(WORK INSTRUCTIONS):
From the entries below, please gather each line containing the string "Soil".

(EXERCISE DATA):
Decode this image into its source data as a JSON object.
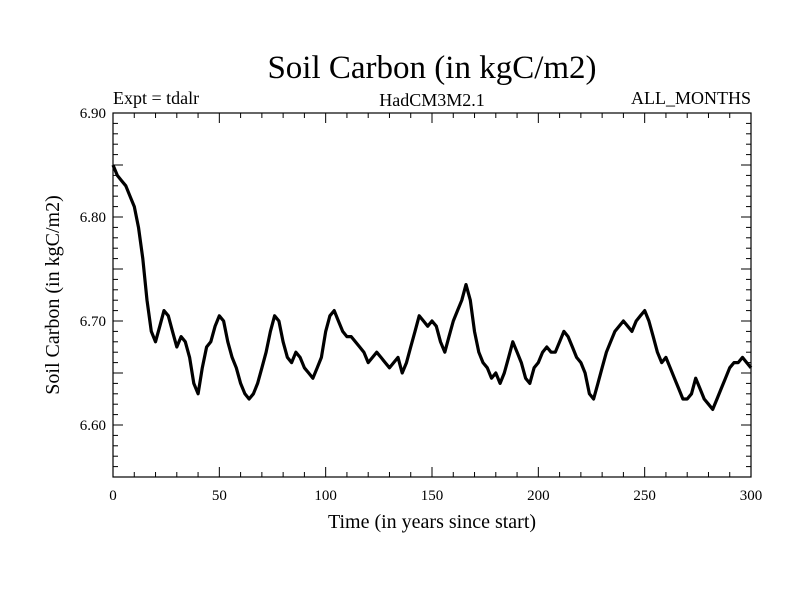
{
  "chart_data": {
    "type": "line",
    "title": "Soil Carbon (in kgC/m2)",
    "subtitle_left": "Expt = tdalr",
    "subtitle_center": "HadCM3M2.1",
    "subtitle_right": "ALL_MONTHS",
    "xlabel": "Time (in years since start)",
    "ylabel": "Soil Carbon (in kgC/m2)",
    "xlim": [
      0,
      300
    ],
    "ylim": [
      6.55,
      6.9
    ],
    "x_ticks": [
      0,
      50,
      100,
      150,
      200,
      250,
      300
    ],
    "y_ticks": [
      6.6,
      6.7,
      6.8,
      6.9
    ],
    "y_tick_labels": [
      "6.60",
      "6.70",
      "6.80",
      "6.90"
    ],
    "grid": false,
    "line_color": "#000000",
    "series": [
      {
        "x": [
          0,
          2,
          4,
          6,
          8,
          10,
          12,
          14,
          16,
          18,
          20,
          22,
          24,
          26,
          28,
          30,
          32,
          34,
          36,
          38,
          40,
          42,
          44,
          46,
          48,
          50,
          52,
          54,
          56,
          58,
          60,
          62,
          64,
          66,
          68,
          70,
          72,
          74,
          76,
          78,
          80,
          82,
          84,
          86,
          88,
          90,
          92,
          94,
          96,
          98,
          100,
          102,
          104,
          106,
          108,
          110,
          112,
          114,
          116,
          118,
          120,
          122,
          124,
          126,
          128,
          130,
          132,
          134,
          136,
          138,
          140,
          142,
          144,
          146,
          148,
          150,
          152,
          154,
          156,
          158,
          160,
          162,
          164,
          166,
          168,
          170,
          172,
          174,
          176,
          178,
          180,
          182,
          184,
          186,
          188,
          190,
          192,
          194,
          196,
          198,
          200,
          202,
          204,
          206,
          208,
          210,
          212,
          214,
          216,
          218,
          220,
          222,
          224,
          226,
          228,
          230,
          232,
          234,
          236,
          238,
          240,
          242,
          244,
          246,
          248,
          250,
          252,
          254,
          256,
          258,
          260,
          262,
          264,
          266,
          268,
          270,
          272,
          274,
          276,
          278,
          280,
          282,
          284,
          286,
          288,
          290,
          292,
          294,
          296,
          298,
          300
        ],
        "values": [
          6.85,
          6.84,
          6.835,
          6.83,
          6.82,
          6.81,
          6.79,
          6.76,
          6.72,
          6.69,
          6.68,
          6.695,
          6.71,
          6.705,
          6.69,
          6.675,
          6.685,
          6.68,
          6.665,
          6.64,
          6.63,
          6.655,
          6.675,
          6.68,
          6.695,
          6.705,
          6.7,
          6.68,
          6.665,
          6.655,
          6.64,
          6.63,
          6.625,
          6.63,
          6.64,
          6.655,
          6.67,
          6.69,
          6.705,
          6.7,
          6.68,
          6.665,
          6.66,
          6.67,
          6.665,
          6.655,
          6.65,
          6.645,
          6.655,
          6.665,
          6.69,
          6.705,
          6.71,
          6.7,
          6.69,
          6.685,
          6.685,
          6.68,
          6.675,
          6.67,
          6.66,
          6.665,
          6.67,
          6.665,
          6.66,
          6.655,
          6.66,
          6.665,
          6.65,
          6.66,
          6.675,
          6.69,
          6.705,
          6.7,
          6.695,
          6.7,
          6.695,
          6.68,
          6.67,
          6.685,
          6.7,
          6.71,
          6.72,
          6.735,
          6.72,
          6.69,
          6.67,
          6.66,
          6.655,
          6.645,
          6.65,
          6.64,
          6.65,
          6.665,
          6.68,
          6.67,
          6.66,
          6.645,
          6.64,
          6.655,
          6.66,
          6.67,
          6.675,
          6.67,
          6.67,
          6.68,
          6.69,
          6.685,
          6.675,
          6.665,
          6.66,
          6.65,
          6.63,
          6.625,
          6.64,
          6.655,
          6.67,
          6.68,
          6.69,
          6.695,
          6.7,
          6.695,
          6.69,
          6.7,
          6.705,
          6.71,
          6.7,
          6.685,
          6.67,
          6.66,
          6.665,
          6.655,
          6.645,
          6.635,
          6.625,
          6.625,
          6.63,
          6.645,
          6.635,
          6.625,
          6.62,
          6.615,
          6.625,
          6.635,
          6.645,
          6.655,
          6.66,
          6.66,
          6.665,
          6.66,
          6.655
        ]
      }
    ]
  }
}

...

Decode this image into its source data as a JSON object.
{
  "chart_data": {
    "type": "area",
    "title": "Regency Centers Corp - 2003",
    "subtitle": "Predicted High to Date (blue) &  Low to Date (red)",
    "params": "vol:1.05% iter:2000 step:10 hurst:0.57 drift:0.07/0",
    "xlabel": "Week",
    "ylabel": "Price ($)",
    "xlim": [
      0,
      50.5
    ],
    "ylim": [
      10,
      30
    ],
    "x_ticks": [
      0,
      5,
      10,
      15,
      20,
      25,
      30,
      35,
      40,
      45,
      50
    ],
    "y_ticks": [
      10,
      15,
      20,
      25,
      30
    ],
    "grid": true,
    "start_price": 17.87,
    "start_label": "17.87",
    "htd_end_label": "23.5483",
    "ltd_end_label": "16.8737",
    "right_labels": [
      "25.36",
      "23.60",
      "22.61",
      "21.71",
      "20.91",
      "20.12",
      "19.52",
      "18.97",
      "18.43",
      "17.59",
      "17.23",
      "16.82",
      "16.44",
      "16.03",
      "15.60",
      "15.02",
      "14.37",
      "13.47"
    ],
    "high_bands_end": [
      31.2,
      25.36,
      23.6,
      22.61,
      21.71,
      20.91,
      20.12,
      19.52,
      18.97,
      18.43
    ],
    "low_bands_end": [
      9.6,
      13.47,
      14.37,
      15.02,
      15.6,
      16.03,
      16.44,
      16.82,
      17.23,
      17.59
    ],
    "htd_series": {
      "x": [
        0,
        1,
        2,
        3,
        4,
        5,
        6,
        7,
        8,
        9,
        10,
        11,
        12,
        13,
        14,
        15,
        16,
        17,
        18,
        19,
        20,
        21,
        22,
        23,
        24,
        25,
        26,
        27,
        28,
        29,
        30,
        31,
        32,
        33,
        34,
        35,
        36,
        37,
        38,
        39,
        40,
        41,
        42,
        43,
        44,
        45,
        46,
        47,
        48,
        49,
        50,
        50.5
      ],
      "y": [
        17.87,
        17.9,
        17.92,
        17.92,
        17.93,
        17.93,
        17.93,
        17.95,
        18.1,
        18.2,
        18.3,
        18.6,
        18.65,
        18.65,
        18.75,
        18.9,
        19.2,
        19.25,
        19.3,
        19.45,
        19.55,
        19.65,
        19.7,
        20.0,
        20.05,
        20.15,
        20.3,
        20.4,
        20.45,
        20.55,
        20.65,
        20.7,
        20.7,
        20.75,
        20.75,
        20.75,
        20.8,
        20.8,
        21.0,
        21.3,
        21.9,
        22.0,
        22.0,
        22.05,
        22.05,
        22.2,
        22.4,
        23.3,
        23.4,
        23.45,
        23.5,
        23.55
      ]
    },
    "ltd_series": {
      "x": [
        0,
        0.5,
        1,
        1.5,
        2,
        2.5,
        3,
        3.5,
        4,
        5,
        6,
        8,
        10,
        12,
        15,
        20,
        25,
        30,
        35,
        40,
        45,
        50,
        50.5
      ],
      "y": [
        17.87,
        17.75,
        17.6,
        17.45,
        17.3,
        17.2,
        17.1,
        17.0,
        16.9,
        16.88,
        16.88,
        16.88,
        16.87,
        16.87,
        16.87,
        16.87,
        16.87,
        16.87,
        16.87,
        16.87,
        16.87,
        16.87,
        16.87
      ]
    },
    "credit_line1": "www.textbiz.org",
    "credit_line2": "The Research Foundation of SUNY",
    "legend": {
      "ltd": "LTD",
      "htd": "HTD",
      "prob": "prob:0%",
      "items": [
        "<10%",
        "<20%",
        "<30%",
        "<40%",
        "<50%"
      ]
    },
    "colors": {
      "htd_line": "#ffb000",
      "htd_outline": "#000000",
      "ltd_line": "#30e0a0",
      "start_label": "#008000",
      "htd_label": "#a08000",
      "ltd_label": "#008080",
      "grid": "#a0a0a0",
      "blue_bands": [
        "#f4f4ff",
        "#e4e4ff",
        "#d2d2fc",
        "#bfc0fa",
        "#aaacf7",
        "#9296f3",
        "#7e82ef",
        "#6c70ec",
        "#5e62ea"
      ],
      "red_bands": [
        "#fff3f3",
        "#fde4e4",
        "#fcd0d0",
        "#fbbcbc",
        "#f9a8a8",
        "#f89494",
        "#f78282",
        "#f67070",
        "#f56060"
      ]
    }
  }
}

(EXERCISE RESULT):
    "title": "Soil Carbon (in kgC/m2)",
    "ylabel": "Soil Carbon (in kgC/m2)",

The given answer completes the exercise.